= OBJECTIVE =
Your answer should be a single number: the count of lines containing "India".

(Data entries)
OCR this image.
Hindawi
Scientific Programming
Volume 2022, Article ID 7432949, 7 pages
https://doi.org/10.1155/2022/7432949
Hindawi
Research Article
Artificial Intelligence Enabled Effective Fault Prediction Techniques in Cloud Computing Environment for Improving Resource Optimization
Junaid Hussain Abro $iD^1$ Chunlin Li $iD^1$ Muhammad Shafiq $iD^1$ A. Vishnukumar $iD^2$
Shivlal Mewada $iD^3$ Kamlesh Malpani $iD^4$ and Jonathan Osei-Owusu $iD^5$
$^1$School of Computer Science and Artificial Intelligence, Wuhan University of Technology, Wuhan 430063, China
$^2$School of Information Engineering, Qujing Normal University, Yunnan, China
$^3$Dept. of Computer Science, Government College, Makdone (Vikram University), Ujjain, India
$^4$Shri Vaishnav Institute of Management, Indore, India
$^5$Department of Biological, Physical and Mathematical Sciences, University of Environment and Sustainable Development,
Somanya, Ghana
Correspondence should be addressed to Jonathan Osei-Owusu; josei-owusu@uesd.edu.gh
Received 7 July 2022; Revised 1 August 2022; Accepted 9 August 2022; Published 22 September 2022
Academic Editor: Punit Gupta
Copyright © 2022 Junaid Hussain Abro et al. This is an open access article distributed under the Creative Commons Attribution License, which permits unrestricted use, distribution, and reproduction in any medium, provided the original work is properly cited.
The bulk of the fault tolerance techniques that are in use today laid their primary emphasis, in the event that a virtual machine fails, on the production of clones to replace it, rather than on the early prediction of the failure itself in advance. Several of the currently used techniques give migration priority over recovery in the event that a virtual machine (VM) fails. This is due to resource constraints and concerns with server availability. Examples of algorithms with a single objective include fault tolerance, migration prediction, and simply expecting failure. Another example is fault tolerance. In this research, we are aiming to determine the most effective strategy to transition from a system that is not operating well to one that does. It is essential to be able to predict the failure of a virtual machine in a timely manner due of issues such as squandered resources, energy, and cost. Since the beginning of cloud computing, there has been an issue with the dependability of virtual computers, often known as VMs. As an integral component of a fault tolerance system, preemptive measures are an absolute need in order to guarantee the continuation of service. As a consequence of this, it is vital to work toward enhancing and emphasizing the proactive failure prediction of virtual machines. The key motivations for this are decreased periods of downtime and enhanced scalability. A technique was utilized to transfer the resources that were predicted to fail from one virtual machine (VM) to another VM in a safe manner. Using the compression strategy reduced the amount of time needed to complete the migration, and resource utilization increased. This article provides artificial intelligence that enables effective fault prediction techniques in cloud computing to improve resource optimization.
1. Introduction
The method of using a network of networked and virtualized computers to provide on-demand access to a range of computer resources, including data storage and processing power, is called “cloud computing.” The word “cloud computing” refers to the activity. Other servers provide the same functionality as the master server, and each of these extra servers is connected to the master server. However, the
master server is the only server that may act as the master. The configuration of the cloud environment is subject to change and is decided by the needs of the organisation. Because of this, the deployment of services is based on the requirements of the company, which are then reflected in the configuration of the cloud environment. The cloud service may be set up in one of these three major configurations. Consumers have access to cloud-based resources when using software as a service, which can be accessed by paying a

= TASK ANSWER =
2